= GIVEN REQUEST =
The entire listing is to be repeated verbatim.

= AVAILABLE DATA =

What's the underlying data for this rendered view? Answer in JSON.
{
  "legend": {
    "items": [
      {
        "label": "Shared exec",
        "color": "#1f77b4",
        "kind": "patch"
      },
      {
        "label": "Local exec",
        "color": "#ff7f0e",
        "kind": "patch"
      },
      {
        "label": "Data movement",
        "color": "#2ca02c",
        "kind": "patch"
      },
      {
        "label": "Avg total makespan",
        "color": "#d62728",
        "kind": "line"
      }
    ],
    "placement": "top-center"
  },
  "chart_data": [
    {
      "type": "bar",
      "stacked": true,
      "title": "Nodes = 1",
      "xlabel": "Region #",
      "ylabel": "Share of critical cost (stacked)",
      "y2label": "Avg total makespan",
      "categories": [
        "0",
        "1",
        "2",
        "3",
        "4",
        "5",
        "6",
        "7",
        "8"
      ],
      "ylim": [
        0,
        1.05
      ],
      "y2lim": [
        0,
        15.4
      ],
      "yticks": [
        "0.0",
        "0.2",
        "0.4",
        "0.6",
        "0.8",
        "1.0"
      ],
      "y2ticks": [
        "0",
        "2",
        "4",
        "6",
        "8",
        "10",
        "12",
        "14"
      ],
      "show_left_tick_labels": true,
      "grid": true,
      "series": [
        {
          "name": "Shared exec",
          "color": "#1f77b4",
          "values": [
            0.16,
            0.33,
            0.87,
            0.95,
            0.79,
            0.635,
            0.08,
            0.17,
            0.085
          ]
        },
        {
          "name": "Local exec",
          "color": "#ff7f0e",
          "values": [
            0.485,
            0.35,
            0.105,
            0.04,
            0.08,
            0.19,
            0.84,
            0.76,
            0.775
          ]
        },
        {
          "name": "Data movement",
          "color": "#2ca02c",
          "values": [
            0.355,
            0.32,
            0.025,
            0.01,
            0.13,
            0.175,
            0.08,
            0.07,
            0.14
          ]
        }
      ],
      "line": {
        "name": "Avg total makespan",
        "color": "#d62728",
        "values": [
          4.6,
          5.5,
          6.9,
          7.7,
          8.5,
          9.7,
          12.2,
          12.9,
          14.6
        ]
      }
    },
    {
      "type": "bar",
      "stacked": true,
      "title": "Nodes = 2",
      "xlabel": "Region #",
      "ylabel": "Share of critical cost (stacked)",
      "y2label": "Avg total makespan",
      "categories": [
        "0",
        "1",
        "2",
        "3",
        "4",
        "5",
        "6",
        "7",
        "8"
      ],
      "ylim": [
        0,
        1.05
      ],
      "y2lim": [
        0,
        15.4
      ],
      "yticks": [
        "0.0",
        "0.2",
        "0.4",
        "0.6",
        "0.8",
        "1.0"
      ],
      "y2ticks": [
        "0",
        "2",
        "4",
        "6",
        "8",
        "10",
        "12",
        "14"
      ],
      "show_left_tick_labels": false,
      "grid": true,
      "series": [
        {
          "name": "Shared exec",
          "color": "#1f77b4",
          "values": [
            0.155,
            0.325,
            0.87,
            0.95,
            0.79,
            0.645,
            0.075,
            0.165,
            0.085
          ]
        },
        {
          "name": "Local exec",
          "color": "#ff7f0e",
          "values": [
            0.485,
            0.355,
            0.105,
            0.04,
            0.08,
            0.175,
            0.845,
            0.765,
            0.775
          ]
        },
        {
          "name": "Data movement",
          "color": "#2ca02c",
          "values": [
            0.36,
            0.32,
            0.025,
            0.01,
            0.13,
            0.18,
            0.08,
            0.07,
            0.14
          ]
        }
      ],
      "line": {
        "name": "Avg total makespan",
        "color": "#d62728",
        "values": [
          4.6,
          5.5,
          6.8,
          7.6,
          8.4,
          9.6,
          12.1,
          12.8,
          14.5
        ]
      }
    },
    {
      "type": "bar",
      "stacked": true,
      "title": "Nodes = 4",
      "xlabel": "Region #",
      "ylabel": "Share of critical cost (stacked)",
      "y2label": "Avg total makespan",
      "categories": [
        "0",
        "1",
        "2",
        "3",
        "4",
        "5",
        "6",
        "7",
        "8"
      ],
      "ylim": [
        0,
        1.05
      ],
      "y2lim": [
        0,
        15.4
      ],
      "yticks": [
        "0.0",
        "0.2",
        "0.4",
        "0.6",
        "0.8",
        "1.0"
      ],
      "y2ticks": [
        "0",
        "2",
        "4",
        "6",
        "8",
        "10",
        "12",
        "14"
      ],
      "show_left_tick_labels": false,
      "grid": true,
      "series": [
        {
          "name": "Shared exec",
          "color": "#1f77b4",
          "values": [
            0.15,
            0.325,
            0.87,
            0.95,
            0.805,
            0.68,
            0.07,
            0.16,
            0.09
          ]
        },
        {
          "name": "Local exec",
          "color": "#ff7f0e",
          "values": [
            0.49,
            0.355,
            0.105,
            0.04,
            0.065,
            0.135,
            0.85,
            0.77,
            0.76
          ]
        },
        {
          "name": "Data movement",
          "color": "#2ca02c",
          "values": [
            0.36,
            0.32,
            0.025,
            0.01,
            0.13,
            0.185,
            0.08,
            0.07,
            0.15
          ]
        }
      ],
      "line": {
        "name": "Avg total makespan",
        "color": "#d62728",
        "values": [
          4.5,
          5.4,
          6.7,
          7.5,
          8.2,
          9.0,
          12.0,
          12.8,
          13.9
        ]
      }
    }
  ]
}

= ANSWER FOR THIS EXERCISE =
What's the underlying data for this rendered view? Answer in JSON.
{
  "legend": {
    "items": [
      {
        "label": "Shared exec",
        "color": "#1f77b4",
        "kind": "patch"
      },
      {
        "label": "Local exec",
        "color": "#ff7f0e",
        "kind": "patch"
      },
      {
        "label": "Data movement",
        "color": "#2ca02c",
        "kind": "patch"
      },
      {
        "label": "Avg total makespan",
        "color": "#d62728",
        "kind": "line"
      }
    ],
    "placement": "top-center"
  },
  "chart_data": [
    {
      "type": "bar",
      "stacked": true,
      "title": "Nodes = 1",
      "xlabel": "Region #",
      "ylabel": "Share of critical cost (stacked)",
      "y2label": "Avg total makespan",
      "categories": [
        "0",
        "1",
        "2",
        "3",
        "4",
        "5",
        "6",
        "7",
        "8"
      ],
      "ylim": [
        0,
        1.05
      ],
      "y2lim": [
        0,
        15.4
      ],
      "yticks": [
        "0.0",
        "0.2",
        "0.4",
        "0.6",
        "0.8",
        "1.0"
      ],
      "y2ticks": [
        "0",
        "2",
        "4",
        "6",
        "8",
        "10",
        "12",
        "14"
      ],
      "show_left_tick_labels": true,
      "grid": true,
      "series": [
        {
          "name": "Shared exec",
          "color": "#1f77b4",
          "values": [
            0.16,
            0.33,
            0.87,
            0.95,
            0.79,
            0.635,
            0.08,
            0.17,
            0.085
          ]
        },
        {
          "name": "Local exec",
          "color": "#ff7f0e",
          "values": [
            0.485,
            0.35,
            0.105,
            0.04,
            0.08,
            0.19,
            0.84,
            0.76,
            0.775
          ]
        },
        {
          "name": "Data movement",
          "color": "#2ca02c",
          "values": [
            0.355,
            0.32,
            0.025,
            0.01,
            0.13,
            0.175,
            0.08,
            0.07,
            0.14
          ]
        }
      ],
      "line": {
        "name": "Avg total makespan",
        "color": "#d62728",
        "values": [
          4.6,
          5.5,
          6.9,
          7.7,
          8.5,
          9.7,
          12.2,
          12.9,
          14.6
        ]
      }
    },
    {
      "type": "bar",
      "stacked": true,
      "title": "Nodes = 2",
      "xlabel": "Region #",
      "ylabel": "Share of critical cost (stacked)",
      "y2label": "Avg total makespan",
      "categories": [
        "0",
        "1",
        "2",
        "3",
        "4",
        "5",
        "6",
        "7",
        "8"
      ],
      "ylim": [
        0,
        1.05
      ],
      "y2lim": [
        0,
        15.4
      ],
      "yticks": [
        "0.0",
        "0.2",
        "0.4",
        "0.6",
        "0.8",
        "1.0"
      ],
      "y2ticks": [
        "0",
        "2",
        "4",
        "6",
        "8",
        "10",
        "12",
        "14"
      ],
      "show_left_tick_labels": false,
      "grid": true,
      "series": [
        {
          "name": "Shared exec",
          "color": "#1f77b4",
          "values": [
            0.155,
            0.325,
            0.87,
            0.95,
            0.79,
            0.645,
            0.075,
            0.165,
            0.085
          ]
        },
        {
          "name": "Local exec",
          "color": "#ff7f0e",
          "values": [
            0.485,
            0.355,
            0.105,
            0.04,
            0.08,
            0.175,
            0.845,
            0.765,
            0.775
          ]
        },
        {
          "name": "Data movement",
          "color": "#2ca02c",
          "values": [
            0.36,
            0.32,
            0.025,
            0.01,
            0.13,
            0.18,
            0.08,
            0.07,
            0.14
          ]
        }
      ],
      "line": {
        "name": "Avg total makespan",
        "color": "#d62728",
        "values": [
          4.6,
          5.5,
          6.8,
          7.6,
          8.4,
          9.6,
          12.1,
          12.8,
          14.5
        ]
      }
    },
    {
      "type": "bar",
      "stacked": true,
      "title": "Nodes = 4",
      "xlabel": "Region #",
      "ylabel": "Share of critical cost (stacked)",
      "y2label": "Avg total makespan",
      "categories": [
        "0",
        "1",
        "2",
        "3",
        "4",
        "5",
        "6",
        "7",
        "8"
      ],
      "ylim": [
        0,
        1.05
      ],
      "y2lim": [
        0,
        15.4
      ],
      "yticks": [
        "0.0",
        "0.2",
        "0.4",
        "0.6",
        "0.8",
        "1.0"
      ],
      "y2ticks": [
        "0",
        "2",
        "4",
        "6",
        "8",
        "10",
        "12",
        "14"
      ],
      "show_left_tick_labels": false,
      "grid": true,
      "series": [
        {
          "name": "Shared exec",
          "color": "#1f77b4",
          "values": [
            0.15,
            0.325,
            0.87,
            0.95,
            0.805,
            0.68,
            0.07,
            0.16,
            0.09
          ]
        },
        {
          "name": "Local exec",
          "color": "#ff7f0e",
          "values": [
            0.49,
            0.355,
            0.105,
            0.04,
            0.065,
            0.135,
            0.85,
            0.77,
            0.76
          ]
        },
        {
          "name": "Data movement",
          "color": "#2ca02c",
          "values": [
            0.36,
            0.32,
            0.025,
            0.01,
            0.13,
            0.185,
            0.08,
            0.07,
            0.15
          ]
        }
      ],
      "line": {
        "name": "Avg total makespan",
        "color": "#d62728",
        "values": [
          4.5,
          5.4,
          6.7,
          7.5,
          8.2,
          9.0,
          12.0,
          12.8,
          13.9
        ]
      }
    }
  ]
}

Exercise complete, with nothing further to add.